**Data records**:
* start *

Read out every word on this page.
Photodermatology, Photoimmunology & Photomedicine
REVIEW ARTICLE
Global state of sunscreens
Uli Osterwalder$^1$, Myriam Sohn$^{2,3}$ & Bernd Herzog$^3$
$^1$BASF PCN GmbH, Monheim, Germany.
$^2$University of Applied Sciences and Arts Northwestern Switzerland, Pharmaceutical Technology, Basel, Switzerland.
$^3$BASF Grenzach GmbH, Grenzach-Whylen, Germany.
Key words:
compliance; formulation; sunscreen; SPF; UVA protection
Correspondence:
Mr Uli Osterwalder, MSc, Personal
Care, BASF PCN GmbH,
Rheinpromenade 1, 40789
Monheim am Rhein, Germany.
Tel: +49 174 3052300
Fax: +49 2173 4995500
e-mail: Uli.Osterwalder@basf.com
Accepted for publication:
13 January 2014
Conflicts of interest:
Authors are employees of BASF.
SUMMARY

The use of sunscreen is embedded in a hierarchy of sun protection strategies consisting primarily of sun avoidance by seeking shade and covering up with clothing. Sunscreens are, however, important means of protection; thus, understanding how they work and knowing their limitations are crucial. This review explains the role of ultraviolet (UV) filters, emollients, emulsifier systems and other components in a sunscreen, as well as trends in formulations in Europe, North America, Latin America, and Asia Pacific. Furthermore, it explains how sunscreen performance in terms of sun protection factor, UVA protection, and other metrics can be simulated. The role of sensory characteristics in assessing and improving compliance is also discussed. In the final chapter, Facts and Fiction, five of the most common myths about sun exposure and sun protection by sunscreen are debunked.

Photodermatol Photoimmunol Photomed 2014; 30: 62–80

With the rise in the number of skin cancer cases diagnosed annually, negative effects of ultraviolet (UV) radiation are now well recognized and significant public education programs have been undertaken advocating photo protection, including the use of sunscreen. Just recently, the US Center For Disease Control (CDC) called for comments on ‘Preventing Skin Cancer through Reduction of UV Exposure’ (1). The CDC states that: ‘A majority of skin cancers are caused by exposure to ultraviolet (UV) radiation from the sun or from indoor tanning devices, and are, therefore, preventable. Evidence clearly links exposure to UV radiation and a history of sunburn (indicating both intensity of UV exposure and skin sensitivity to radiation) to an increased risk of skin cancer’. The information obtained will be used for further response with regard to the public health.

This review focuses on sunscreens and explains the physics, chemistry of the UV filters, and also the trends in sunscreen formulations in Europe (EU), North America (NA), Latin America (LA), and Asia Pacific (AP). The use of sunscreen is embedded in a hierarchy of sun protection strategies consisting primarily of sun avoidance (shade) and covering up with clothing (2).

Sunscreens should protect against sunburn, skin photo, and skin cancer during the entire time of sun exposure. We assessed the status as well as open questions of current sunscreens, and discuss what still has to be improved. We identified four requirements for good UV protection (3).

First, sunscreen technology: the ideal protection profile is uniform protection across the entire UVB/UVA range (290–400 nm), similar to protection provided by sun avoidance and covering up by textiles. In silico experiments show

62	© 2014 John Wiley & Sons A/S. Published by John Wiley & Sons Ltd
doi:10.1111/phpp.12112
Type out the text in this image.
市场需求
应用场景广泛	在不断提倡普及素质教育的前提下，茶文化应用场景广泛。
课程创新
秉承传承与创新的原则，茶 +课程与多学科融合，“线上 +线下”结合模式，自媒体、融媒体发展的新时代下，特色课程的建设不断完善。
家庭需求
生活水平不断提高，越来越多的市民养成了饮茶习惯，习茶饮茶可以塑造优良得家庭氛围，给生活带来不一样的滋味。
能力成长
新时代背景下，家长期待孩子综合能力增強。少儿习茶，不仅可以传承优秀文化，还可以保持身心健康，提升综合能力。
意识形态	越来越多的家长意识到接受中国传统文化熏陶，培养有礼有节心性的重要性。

* end *

**Exercise goal**: In the material above, show every line where the word "compliance" turns up.

**Expected output**:
compliance; formulation; sunscreen; SPF; UVA protection
The use of sunscreen is embedded in a hierarchy of sun protection strategies consisting primarily of sun avoidance by seeking shade and covering up with clothing. Sunscreens are, however, important means of protection; thus, understanding how they work and knowing their limitations are crucial. This review explains the role of ultraviolet (UV) filters, emollients, emulsifier systems and other components in a sunscreen, as well as trends in formulations in Europe, North America, Latin America, and Asia Pacific. Furthermore, it explains how sunscreen performance in terms of sun protection factor, UVA protection, and other metrics can be simulated. The role of sensory characteristics in assessing and improving compliance is also discussed. In the final chapter, Facts and Fiction, five of the most common myths about sun exposure and sun protection by sunscreen are debunked.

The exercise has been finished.